[Collected data entries]
★ ★ ★ ★ ★

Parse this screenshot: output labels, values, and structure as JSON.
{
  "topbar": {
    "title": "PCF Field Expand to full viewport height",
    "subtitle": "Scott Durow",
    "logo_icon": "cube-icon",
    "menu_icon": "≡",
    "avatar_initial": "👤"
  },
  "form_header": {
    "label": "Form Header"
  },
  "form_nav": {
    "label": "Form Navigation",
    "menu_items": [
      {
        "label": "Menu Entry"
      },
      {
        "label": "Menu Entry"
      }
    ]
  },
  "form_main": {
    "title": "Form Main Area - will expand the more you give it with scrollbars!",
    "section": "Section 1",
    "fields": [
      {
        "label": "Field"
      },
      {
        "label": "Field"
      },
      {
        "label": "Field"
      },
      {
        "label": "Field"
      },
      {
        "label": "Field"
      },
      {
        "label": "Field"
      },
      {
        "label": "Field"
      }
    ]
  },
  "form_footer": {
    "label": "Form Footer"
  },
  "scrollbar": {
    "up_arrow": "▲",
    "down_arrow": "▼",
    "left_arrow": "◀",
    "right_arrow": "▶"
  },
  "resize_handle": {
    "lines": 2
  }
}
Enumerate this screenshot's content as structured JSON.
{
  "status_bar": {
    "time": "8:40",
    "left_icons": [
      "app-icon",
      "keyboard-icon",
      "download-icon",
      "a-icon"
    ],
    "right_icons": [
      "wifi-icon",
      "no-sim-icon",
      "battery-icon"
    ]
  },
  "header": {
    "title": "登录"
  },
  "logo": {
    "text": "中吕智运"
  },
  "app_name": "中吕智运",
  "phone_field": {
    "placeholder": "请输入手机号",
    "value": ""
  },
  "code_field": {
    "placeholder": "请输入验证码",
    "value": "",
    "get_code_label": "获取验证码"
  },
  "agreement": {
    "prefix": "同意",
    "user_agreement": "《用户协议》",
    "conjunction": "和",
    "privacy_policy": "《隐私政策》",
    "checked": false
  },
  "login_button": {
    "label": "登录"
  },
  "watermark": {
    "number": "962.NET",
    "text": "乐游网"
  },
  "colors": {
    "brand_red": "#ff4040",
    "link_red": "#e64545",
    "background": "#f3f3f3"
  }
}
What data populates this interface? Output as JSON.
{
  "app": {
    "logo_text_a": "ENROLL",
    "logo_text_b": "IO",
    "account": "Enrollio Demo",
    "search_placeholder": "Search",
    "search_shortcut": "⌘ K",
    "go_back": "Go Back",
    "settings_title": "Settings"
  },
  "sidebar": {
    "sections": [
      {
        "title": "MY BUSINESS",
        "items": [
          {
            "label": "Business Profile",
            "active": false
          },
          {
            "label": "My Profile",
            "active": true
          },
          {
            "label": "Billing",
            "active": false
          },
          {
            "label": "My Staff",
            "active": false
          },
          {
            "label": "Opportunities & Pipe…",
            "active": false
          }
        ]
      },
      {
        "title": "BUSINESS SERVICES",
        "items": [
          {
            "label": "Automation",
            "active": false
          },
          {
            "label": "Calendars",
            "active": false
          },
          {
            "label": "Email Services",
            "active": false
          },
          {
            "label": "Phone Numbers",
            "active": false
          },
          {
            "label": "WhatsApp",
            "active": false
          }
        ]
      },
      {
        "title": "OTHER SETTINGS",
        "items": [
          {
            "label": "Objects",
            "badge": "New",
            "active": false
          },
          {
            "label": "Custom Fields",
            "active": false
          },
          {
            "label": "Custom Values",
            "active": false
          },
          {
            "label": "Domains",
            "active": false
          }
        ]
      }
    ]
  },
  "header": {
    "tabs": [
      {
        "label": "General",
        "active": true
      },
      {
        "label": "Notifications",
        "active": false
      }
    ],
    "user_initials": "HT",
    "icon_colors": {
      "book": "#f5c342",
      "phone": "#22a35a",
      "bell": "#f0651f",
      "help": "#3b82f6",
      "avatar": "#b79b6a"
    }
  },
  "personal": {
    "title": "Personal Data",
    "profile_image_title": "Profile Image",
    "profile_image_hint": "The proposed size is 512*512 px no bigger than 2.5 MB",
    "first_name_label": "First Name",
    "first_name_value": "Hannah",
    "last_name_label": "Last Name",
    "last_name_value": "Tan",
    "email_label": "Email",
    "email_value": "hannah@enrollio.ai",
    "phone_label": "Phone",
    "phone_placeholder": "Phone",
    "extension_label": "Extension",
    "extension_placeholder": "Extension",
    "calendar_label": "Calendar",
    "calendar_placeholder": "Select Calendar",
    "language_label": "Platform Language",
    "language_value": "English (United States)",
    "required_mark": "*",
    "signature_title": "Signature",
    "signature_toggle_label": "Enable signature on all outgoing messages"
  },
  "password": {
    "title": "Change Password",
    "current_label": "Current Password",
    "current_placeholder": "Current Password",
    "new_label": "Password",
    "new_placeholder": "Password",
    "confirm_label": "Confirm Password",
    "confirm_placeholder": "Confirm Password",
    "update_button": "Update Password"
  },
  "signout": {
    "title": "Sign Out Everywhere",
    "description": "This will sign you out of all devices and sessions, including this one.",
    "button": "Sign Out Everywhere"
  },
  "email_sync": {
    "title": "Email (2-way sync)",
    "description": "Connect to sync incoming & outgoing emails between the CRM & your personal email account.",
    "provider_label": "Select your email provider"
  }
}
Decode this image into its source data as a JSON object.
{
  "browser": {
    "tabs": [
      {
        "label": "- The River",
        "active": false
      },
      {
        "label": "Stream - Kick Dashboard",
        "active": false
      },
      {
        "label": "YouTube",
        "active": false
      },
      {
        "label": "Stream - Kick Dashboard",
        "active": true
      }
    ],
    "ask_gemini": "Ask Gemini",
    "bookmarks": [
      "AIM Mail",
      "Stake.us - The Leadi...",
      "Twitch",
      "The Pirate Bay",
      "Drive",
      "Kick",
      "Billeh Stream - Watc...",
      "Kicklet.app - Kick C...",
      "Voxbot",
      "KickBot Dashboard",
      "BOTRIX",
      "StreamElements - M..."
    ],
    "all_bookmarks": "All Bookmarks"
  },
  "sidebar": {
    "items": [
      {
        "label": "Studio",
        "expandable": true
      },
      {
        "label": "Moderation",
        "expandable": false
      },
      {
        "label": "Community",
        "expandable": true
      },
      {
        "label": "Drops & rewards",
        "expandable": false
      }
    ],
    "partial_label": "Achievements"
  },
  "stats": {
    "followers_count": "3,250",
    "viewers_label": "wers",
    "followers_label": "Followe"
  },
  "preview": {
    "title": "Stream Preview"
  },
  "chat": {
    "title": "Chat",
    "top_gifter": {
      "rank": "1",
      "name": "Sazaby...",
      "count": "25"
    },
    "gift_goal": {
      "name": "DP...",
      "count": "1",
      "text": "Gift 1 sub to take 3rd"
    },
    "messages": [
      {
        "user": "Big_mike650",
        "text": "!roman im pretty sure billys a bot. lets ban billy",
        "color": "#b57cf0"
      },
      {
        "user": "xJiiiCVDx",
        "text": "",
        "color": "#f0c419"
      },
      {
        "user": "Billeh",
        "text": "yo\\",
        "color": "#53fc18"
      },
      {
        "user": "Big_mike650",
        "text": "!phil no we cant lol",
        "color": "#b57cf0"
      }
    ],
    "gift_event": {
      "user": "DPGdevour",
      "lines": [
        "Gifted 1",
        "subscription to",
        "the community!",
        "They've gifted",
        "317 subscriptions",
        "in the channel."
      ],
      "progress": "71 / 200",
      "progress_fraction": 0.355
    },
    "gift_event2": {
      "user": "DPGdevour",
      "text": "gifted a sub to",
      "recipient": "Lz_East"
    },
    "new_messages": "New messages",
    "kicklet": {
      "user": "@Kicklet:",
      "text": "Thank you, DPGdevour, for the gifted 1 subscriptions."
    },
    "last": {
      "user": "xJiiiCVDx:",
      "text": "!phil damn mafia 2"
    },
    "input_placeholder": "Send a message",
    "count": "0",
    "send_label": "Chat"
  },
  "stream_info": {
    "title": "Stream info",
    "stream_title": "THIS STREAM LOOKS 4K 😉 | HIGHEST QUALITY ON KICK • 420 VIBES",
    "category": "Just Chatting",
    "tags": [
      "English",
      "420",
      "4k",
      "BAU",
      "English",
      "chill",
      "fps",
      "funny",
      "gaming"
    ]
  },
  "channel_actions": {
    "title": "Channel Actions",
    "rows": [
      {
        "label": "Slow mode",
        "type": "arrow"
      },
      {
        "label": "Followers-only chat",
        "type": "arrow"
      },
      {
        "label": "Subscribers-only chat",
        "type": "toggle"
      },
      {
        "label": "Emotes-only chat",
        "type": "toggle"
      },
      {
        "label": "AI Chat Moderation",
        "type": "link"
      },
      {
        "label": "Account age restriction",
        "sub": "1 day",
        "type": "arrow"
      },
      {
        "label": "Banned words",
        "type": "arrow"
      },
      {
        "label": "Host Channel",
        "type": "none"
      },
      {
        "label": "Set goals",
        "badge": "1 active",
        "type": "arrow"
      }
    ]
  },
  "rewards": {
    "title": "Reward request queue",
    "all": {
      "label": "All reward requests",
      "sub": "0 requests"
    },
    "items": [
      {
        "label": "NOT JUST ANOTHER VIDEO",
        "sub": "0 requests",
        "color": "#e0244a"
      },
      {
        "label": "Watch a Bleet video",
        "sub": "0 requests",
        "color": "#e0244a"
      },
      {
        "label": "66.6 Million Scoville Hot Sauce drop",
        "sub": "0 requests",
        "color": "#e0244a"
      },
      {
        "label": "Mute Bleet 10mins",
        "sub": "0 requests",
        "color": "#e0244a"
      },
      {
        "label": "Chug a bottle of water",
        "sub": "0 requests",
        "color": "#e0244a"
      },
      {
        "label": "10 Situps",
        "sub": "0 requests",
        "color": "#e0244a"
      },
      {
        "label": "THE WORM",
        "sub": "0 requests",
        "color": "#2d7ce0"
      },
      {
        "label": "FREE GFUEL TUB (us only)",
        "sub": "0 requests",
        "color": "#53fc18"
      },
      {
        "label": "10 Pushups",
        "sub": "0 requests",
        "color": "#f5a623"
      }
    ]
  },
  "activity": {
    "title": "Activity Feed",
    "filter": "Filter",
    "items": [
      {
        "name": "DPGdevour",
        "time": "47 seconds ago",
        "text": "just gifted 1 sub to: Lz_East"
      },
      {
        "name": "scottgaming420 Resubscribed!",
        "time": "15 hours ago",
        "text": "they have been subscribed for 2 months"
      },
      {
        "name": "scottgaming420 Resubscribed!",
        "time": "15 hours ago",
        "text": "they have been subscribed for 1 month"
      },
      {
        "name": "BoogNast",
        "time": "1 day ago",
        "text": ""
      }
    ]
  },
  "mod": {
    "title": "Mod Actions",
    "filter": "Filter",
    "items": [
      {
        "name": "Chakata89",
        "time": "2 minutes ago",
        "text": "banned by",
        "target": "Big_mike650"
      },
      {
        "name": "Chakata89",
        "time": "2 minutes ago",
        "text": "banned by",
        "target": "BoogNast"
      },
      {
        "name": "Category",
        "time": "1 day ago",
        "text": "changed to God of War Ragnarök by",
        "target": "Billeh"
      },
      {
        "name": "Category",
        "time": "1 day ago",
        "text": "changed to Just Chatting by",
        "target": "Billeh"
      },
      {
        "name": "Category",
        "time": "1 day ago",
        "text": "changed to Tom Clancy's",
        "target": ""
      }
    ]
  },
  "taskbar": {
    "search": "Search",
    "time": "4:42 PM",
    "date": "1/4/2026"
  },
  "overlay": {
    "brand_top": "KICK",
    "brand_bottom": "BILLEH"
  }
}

★ ★ ★ ★ ★

Goal of the exercise: Pick out every line above that contains the word "outgoing" and copy it.

Solution to the problem:
    "signature_toggle_label": "Enable signature on all outgoing messages"
    "description": "Connect to sync incoming & outgoing emails between the CRM & your personal email account.",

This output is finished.